— Start of Supplied data —

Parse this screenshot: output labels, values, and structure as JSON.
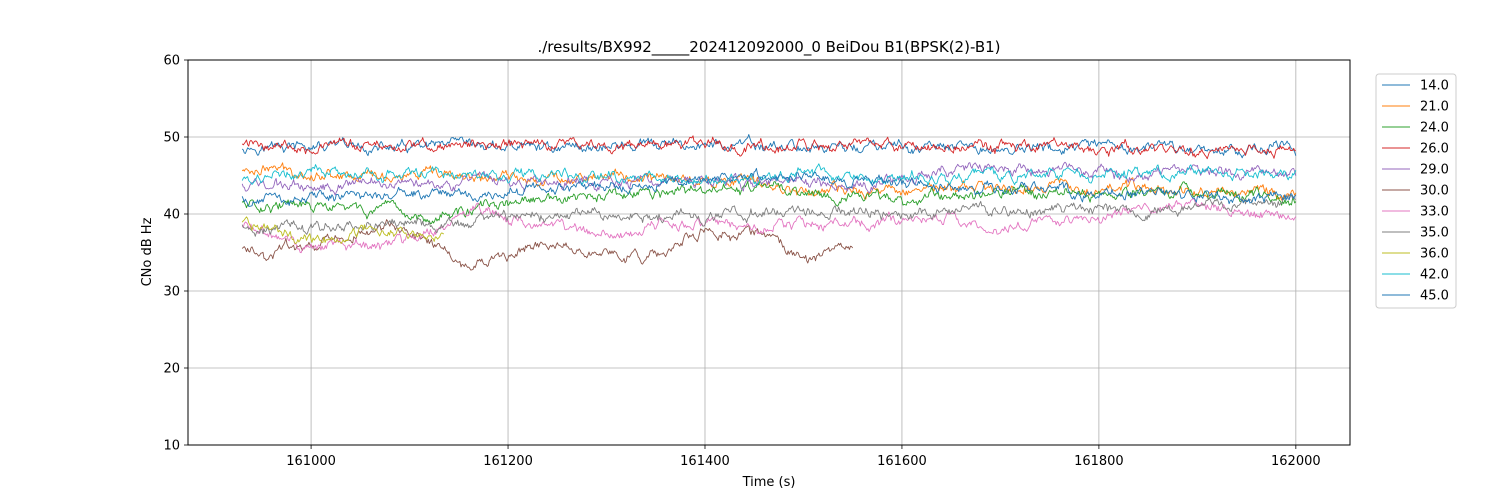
{
  "chart_data": {
    "type": "line",
    "title": "./results/BX992_____202412092000_0 BeiDou B1(BPSK(2)-B1)",
    "xlabel": "Time (s)",
    "ylabel": "CNo dB Hz",
    "xlim": [
      160875,
      162055
    ],
    "ylim": [
      10,
      60
    ],
    "xticks": [
      161000,
      161200,
      161400,
      161600,
      161800,
      162000
    ],
    "yticks": [
      10,
      20,
      30,
      40,
      50,
      60
    ],
    "grid": true,
    "legend_position": "outside-right-top",
    "series": [
      {
        "name": "14.0",
        "color": "#1f77b4",
        "points": [
          [
            160930,
            48.8
          ],
          [
            161000,
            48.6
          ],
          [
            161100,
            48.5
          ],
          [
            161200,
            48.7
          ],
          [
            161300,
            48.8
          ],
          [
            161400,
            48.9
          ],
          [
            161500,
            48.7
          ],
          [
            161600,
            48.6
          ],
          [
            161700,
            48.4
          ],
          [
            161800,
            48.5
          ],
          [
            161900,
            48.5
          ],
          [
            162000,
            48.5
          ]
        ]
      },
      {
        "name": "21.0",
        "color": "#ff7f0e",
        "points": [
          [
            160930,
            45.6
          ],
          [
            160950,
            46.0
          ],
          [
            161000,
            45.3
          ],
          [
            161100,
            44.9
          ],
          [
            161200,
            44.6
          ],
          [
            161300,
            44.9
          ],
          [
            161400,
            44.4
          ],
          [
            161450,
            44.0
          ],
          [
            161500,
            43.2
          ],
          [
            161550,
            42.7
          ],
          [
            161600,
            43.4
          ],
          [
            161700,
            43.3
          ],
          [
            161750,
            43.8
          ],
          [
            161800,
            43.6
          ],
          [
            161900,
            43.0
          ],
          [
            162000,
            42.8
          ]
        ]
      },
      {
        "name": "24.0",
        "color": "#2ca02c",
        "points": [
          [
            160930,
            41.5
          ],
          [
            161000,
            40.8
          ],
          [
            161050,
            40.6
          ],
          [
            161100,
            39.6
          ],
          [
            161150,
            40.2
          ],
          [
            161200,
            41.3
          ],
          [
            161300,
            42.2
          ],
          [
            161400,
            43.0
          ],
          [
            161450,
            43.4
          ],
          [
            161500,
            42.9
          ],
          [
            161550,
            42.2
          ],
          [
            161600,
            41.8
          ],
          [
            161650,
            42.6
          ],
          [
            161700,
            43.1
          ],
          [
            161800,
            42.7
          ],
          [
            161900,
            42.9
          ],
          [
            161950,
            42.4
          ],
          [
            162000,
            42.0
          ]
        ]
      },
      {
        "name": "26.0",
        "color": "#d62728",
        "points": [
          [
            160930,
            49.1
          ],
          [
            161000,
            48.9
          ],
          [
            161100,
            48.8
          ],
          [
            161200,
            49.0
          ],
          [
            161250,
            49.2
          ],
          [
            161300,
            48.8
          ],
          [
            161400,
            49.1
          ],
          [
            161500,
            48.5
          ],
          [
            161600,
            48.9
          ],
          [
            161700,
            48.7
          ],
          [
            161800,
            48.2
          ],
          [
            161900,
            48.3
          ],
          [
            162000,
            48.2
          ]
        ]
      },
      {
        "name": "29.0",
        "color": "#9467bd",
        "points": [
          [
            160930,
            43.9
          ],
          [
            161000,
            43.6
          ],
          [
            161050,
            44.1
          ],
          [
            161100,
            44.4
          ],
          [
            161200,
            44.0
          ],
          [
            161300,
            44.3
          ],
          [
            161400,
            44.2
          ],
          [
            161500,
            44.0
          ],
          [
            161550,
            43.4
          ],
          [
            161600,
            44.8
          ],
          [
            161650,
            45.6
          ],
          [
            161700,
            45.8
          ],
          [
            161800,
            45.4
          ],
          [
            161900,
            45.5
          ],
          [
            162000,
            45.2
          ]
        ]
      },
      {
        "name": "30.0",
        "color": "#8c564b",
        "points": [
          [
            160930,
            35.5
          ],
          [
            160955,
            34.2
          ],
          [
            160980,
            36.0
          ],
          [
            161000,
            35.8
          ],
          [
            161050,
            37.6
          ],
          [
            161080,
            38.1
          ],
          [
            161110,
            37.4
          ],
          [
            161140,
            34.6
          ],
          [
            161160,
            32.4
          ],
          [
            161180,
            33.8
          ],
          [
            161200,
            34.6
          ],
          [
            161230,
            36.2
          ],
          [
            161260,
            35.5
          ],
          [
            161290,
            35.0
          ],
          [
            161320,
            34.2
          ],
          [
            161350,
            34.6
          ],
          [
            161380,
            36.8
          ],
          [
            161400,
            37.8
          ],
          [
            161430,
            37.2
          ],
          [
            161460,
            37.6
          ],
          [
            161480,
            35.4
          ],
          [
            161510,
            34.2
          ],
          [
            161530,
            35.0
          ],
          [
            161550,
            35.6
          ]
        ]
      },
      {
        "name": "33.0",
        "color": "#e377c2",
        "points": [
          [
            160930,
            38.4
          ],
          [
            160980,
            36.2
          ],
          [
            161000,
            36.0
          ],
          [
            161050,
            35.6
          ],
          [
            161100,
            36.4
          ],
          [
            161150,
            39.8
          ],
          [
            161180,
            40.3
          ],
          [
            161220,
            38.8
          ],
          [
            161260,
            37.8
          ],
          [
            161300,
            37.0
          ],
          [
            161330,
            37.6
          ],
          [
            161360,
            38.6
          ],
          [
            161400,
            39.0
          ],
          [
            161450,
            38.0
          ],
          [
            161500,
            38.5
          ],
          [
            161550,
            38.6
          ],
          [
            161600,
            39.2
          ],
          [
            161650,
            39.5
          ],
          [
            161700,
            37.8
          ],
          [
            161750,
            39.0
          ],
          [
            161800,
            40.0
          ],
          [
            161850,
            40.6
          ],
          [
            161900,
            41.4
          ],
          [
            161950,
            40.2
          ],
          [
            162000,
            39.5
          ]
        ]
      },
      {
        "name": "35.0",
        "color": "#7f7f7f",
        "points": [
          [
            160930,
            38.6
          ],
          [
            161000,
            38.4
          ],
          [
            161100,
            38.9
          ],
          [
            161150,
            38.4
          ],
          [
            161200,
            39.6
          ],
          [
            161300,
            40.2
          ],
          [
            161400,
            39.7
          ],
          [
            161500,
            40.4
          ],
          [
            161600,
            40.0
          ],
          [
            161700,
            40.5
          ],
          [
            161800,
            40.6
          ],
          [
            161850,
            39.8
          ],
          [
            161900,
            41.0
          ],
          [
            162000,
            41.6
          ]
        ]
      },
      {
        "name": "36.0",
        "color": "#bcbd22",
        "points": [
          [
            160930,
            38.9
          ],
          [
            160960,
            37.8
          ],
          [
            160990,
            36.6
          ],
          [
            161020,
            36.8
          ],
          [
            161050,
            37.6
          ],
          [
            161080,
            38.4
          ],
          [
            161110,
            37.0
          ],
          [
            161135,
            37.6
          ]
        ]
      },
      {
        "name": "42.0",
        "color": "#17becf",
        "points": [
          [
            160930,
            44.3
          ],
          [
            161000,
            45.2
          ],
          [
            161100,
            45.0
          ],
          [
            161200,
            45.3
          ],
          [
            161300,
            44.7
          ],
          [
            161400,
            44.3
          ],
          [
            161500,
            44.9
          ],
          [
            161600,
            44.8
          ],
          [
            161700,
            44.8
          ],
          [
            161800,
            45.1
          ],
          [
            161900,
            45.1
          ],
          [
            162000,
            45.0
          ]
        ]
      },
      {
        "name": "45.0",
        "color": "#1f77b4",
        "points": [
          [
            160930,
            41.9
          ],
          [
            161000,
            42.2
          ],
          [
            161100,
            42.6
          ],
          [
            161200,
            43.0
          ],
          [
            161300,
            43.4
          ],
          [
            161400,
            44.2
          ],
          [
            161500,
            44.9
          ],
          [
            161600,
            44.2
          ],
          [
            161700,
            43.2
          ],
          [
            161800,
            42.8
          ],
          [
            161900,
            42.2
          ],
          [
            162000,
            42.0
          ]
        ]
      }
    ]
  }
}
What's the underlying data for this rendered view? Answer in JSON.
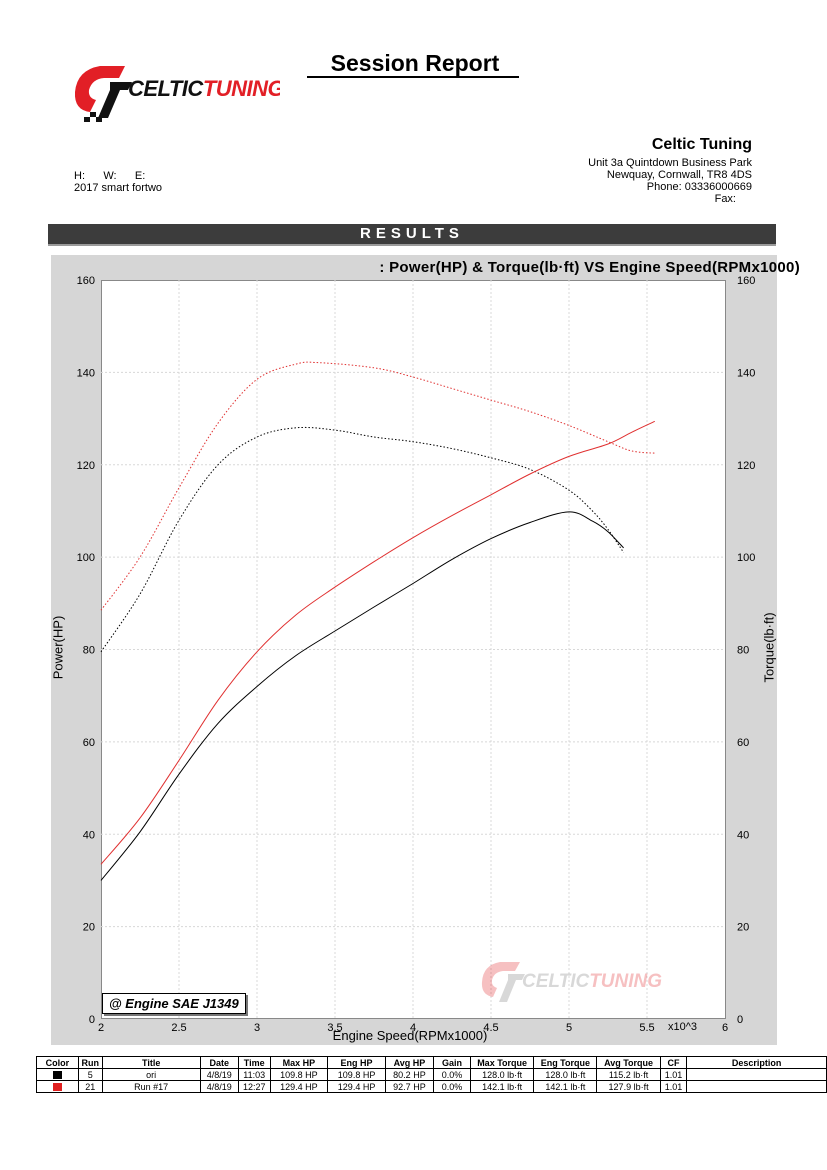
{
  "header": {
    "title": "Session Report",
    "logo_text": "CELTICTUNING",
    "company": {
      "name": "Celtic Tuning",
      "address1": "Unit 3a Quintdown Business Park",
      "address2": "Newquay, Cornwall, TR8 4DS",
      "phone": "Phone: 03336000669",
      "fax": "Fax:"
    },
    "hwe": "H:      W:      E:",
    "vehicle": "2017 smart fortwo"
  },
  "results_label": "RESULTS",
  "chart_data": {
    "type": "line",
    "title": ": Power(HP) & Torque(lb·ft) VS Engine Speed(RPMx1000)",
    "xlabel": "Engine Speed(RPMx1000)",
    "x_multiplier_label": "x10^3",
    "ylabel_left": "Power(HP)",
    "ylabel_right": "Torque(lb·ft)",
    "xlim": [
      2,
      6
    ],
    "ylim_left": [
      0,
      160
    ],
    "ylim_right": [
      0,
      160
    ],
    "x_ticks": [
      "2",
      "2.5",
      "3",
      "3.5",
      "4",
      "4.5",
      "5",
      "5.5",
      "6"
    ],
    "y_ticks": [
      "0",
      "20",
      "40",
      "60",
      "80",
      "100",
      "120",
      "140",
      "160"
    ],
    "grid": true,
    "correction_label": "@ Engine SAE J1349",
    "series": [
      {
        "run": "5",
        "measure": "power",
        "color": "#000000",
        "style": "solid",
        "x": [
          2.0,
          2.25,
          2.5,
          2.75,
          3.0,
          3.25,
          3.5,
          3.75,
          4.0,
          4.25,
          4.5,
          4.75,
          5.0,
          5.15,
          5.25,
          5.35
        ],
        "y": [
          30.0,
          40.5,
          53.0,
          64.0,
          72.0,
          78.7,
          84.0,
          89.2,
          94.3,
          99.5,
          104.0,
          107.5,
          109.8,
          107.8,
          105.5,
          102.0
        ]
      },
      {
        "run": "5",
        "measure": "torque",
        "color": "#000000",
        "style": "dotted",
        "x": [
          2.0,
          2.25,
          2.5,
          2.75,
          3.0,
          3.25,
          3.5,
          3.75,
          4.0,
          4.25,
          4.5,
          4.75,
          5.0,
          5.15,
          5.25,
          5.35
        ],
        "y": [
          79.5,
          92.0,
          108.0,
          120.0,
          126.0,
          128.0,
          127.5,
          126.0,
          125.0,
          123.5,
          121.5,
          119.0,
          114.5,
          110.0,
          106.0,
          101.0
        ]
      },
      {
        "run": "21",
        "measure": "power",
        "color": "#e03030",
        "style": "solid",
        "x": [
          2.0,
          2.25,
          2.5,
          2.75,
          3.0,
          3.25,
          3.5,
          3.75,
          4.0,
          4.25,
          4.5,
          4.75,
          5.0,
          5.25,
          5.4,
          5.55
        ],
        "y": [
          33.5,
          43.5,
          56.0,
          69.0,
          79.5,
          87.5,
          93.5,
          99.0,
          104.2,
          109.0,
          113.5,
          118.0,
          121.8,
          124.5,
          127.0,
          129.4
        ]
      },
      {
        "run": "21",
        "measure": "torque",
        "color": "#e03030",
        "style": "dotted",
        "x": [
          2.0,
          2.25,
          2.5,
          2.75,
          3.0,
          3.25,
          3.4,
          3.75,
          4.0,
          4.25,
          4.5,
          4.75,
          5.0,
          5.25,
          5.4,
          5.55
        ],
        "y": [
          88.5,
          100.0,
          115.0,
          129.0,
          138.5,
          141.8,
          142.1,
          141.0,
          139.0,
          136.5,
          134.0,
          131.5,
          128.5,
          125.0,
          123.0,
          122.5
        ]
      }
    ]
  },
  "table": {
    "headers": [
      "Color",
      "Run",
      "Title",
      "Date",
      "Time",
      "Max HP",
      "Eng HP",
      "Avg HP",
      "Gain",
      "Max Torque",
      "Eng Torque",
      "Avg Torque",
      "CF",
      "Description"
    ],
    "rows": [
      {
        "color": "#000000",
        "cells": [
          "5",
          "ori",
          "4/8/19",
          "11:03",
          "109.8 HP",
          "109.8 HP",
          "80.2 HP",
          "0.0%",
          "128.0 lb·ft",
          "128.0 lb·ft",
          "115.2 lb·ft",
          "1.01",
          ""
        ]
      },
      {
        "color": "#e02020",
        "cells": [
          "21",
          "Run #17",
          "4/8/19",
          "12:27",
          "129.4 HP",
          "129.4 HP",
          "92.7 HP",
          "0.0%",
          "142.1 lb·ft",
          "142.1 lb·ft",
          "127.9 lb·ft",
          "1.01",
          ""
        ]
      }
    ]
  }
}
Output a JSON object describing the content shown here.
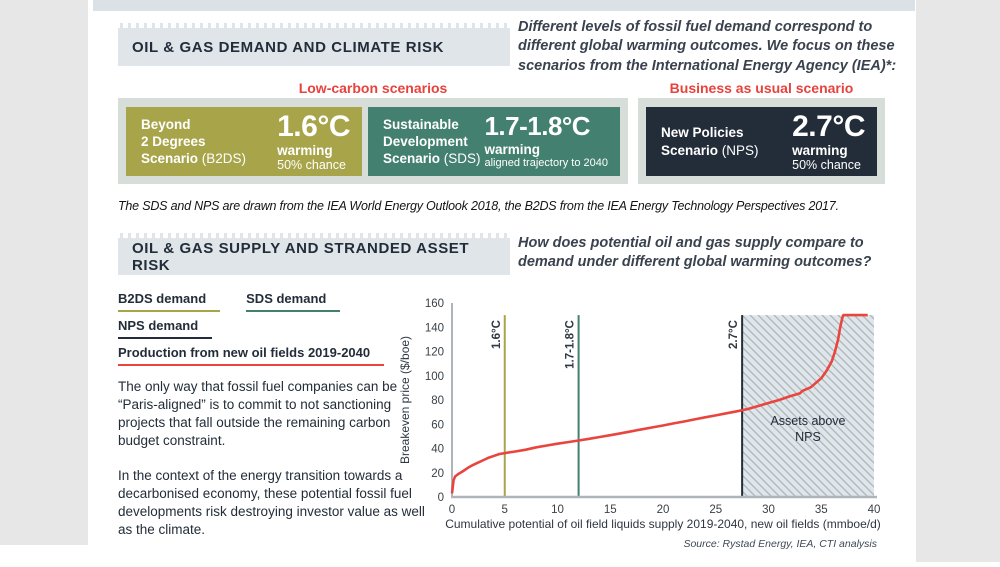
{
  "section1": {
    "header": "OIL & GAS DEMAND AND CLIMATE RISK",
    "intro": "Different levels of fossil fuel demand correspond to different global warming outcomes. We focus on these scenarios from the International Energy Agency (IEA)*:",
    "group_labels": {
      "low_carbon": "Low-carbon scenarios",
      "business_as_usual": "Business as usual scenario"
    },
    "scenarios": [
      {
        "name_line1": "Beyond",
        "name_line2": "2 Degrees",
        "scenario_word": "Scenario",
        "abbr": "(B2DS)",
        "temp": "1.6°C",
        "warming_label": "warming",
        "sub_label": "50% chance",
        "color": "#a8a44a"
      },
      {
        "name_line1": "Sustainable",
        "name_line2": "Development",
        "scenario_word": "Scenario",
        "abbr": "(SDS)",
        "temp": "1.7-1.8°C",
        "warming_label": "warming",
        "sub_label": "aligned trajectory to 2040",
        "color": "#43806f"
      },
      {
        "name_line1": "New Policies",
        "scenario_word": "Scenario",
        "abbr": "(NPS)",
        "temp": "2.7°C",
        "warming_label": "warming",
        "sub_label": "50% chance",
        "color": "#232d39"
      }
    ],
    "footnote": "The SDS and NPS are drawn from the IEA World Energy Outlook 2018, the B2DS from the IEA Energy Technology Perspectives 2017."
  },
  "section2": {
    "header": "OIL & GAS SUPPLY AND STRANDED ASSET RISK",
    "question": "How does potential oil and gas supply compare to demand under different global warming outcomes?",
    "legend": [
      {
        "label": "B2DS demand",
        "color": "#a8a44a"
      },
      {
        "label": "SDS demand",
        "color": "#43806f"
      },
      {
        "label": "NPS demand",
        "color": "#232d39"
      },
      {
        "label": "Production from new oil fields 2019-2040",
        "color": "#e8453f"
      }
    ],
    "paragraphs": [
      "The only way that fossil fuel companies can be “Paris-aligned” is to commit to not sanctioning projects that fall outside the remaining carbon budget constraint.",
      "In the context of the energy transition towards a decarbonised economy, these potential fossil fuel developments risk destroying investor value as well as the climate."
    ]
  },
  "chart_data": {
    "type": "line",
    "title": "",
    "xlabel": "Cumulative potential of oil field liquids supply 2019-2040, new oil fields (mmboe/d)",
    "ylabel": "Breakeven price ($/boe)",
    "xlim": [
      0,
      40
    ],
    "ylim": [
      0,
      160
    ],
    "xticks": [
      0,
      5,
      10,
      15,
      20,
      25,
      30,
      35,
      40
    ],
    "yticks": [
      0,
      20,
      40,
      60,
      80,
      100,
      120,
      140,
      160
    ],
    "grid": false,
    "legend_position": "none",
    "series": [
      {
        "name": "Production from new oil fields 2019-2040",
        "color": "#e8453f",
        "points": [
          [
            0,
            3
          ],
          [
            0.15,
            14
          ],
          [
            0.3,
            17
          ],
          [
            0.6,
            19
          ],
          [
            1,
            21
          ],
          [
            1.5,
            24
          ],
          [
            2,
            26.5
          ],
          [
            2.5,
            28.5
          ],
          [
            3,
            30.5
          ],
          [
            3.5,
            32.5
          ],
          [
            4,
            34
          ],
          [
            4.5,
            35.5
          ],
          [
            5,
            36.2
          ],
          [
            6,
            37.5
          ],
          [
            7,
            39
          ],
          [
            8,
            41
          ],
          [
            9,
            42.5
          ],
          [
            10,
            44
          ],
          [
            11,
            45.3
          ],
          [
            12,
            46.6
          ],
          [
            13,
            48
          ],
          [
            14,
            49.5
          ],
          [
            15,
            51
          ],
          [
            16,
            52.5
          ],
          [
            17,
            54.2
          ],
          [
            18,
            55.8
          ],
          [
            19,
            57.4
          ],
          [
            20,
            59
          ],
          [
            21,
            60.7
          ],
          [
            22,
            62.3
          ],
          [
            23,
            64
          ],
          [
            24,
            65.7
          ],
          [
            25,
            67.3
          ],
          [
            26,
            69
          ],
          [
            27,
            70.7
          ],
          [
            28,
            72.5
          ],
          [
            29,
            75
          ],
          [
            30,
            77.5
          ],
          [
            31,
            80
          ],
          [
            32,
            83
          ],
          [
            33,
            85.5
          ],
          [
            33.2,
            87.5
          ],
          [
            34,
            90.5
          ],
          [
            35,
            98
          ],
          [
            35.5,
            104
          ],
          [
            36,
            112
          ],
          [
            36.3,
            120
          ],
          [
            36.6,
            130
          ],
          [
            36.8,
            140
          ],
          [
            37,
            148
          ],
          [
            37.1,
            150
          ],
          [
            39.4,
            150
          ]
        ]
      }
    ],
    "vlines": [
      {
        "x": 5,
        "label": "1.6°C",
        "color": "#a8a44a",
        "y_top": 150
      },
      {
        "x": 12,
        "label": "1.7-1.8°C",
        "color": "#43806f",
        "y_top": 150
      },
      {
        "x": 27.5,
        "label": "2.7°C",
        "color": "#232d39",
        "y_top": 150
      }
    ],
    "shaded_region": {
      "x0": 27.5,
      "x1": 40,
      "y0": 0,
      "y1": 150,
      "label_line1": "Assets above",
      "label_line2": "NPS",
      "fill": "#dfe6ea",
      "hatch_color": "#a9b3ba"
    },
    "source": "Source: Rystad Energy, IEA, CTI analysis"
  }
}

— End of Supplied data —

Do this: Track down every line with the word "fuel" and copy it.

Answer to this problem:
    "intro": "Different levels of fossil fuel demand correspond to different global warming outcomes. We focus on these scenarios from the International Energy Agency (IEA)*:",
      "The only way that fossil fuel companies can be “Paris-aligned” is to commit to not sanctioning projects that fall outside the remaining carbon budget constraint.",
      "In the context of the energy transition towards a decarbonised economy, these potential fossil fuel developments risk destroying investor value as well as the climate."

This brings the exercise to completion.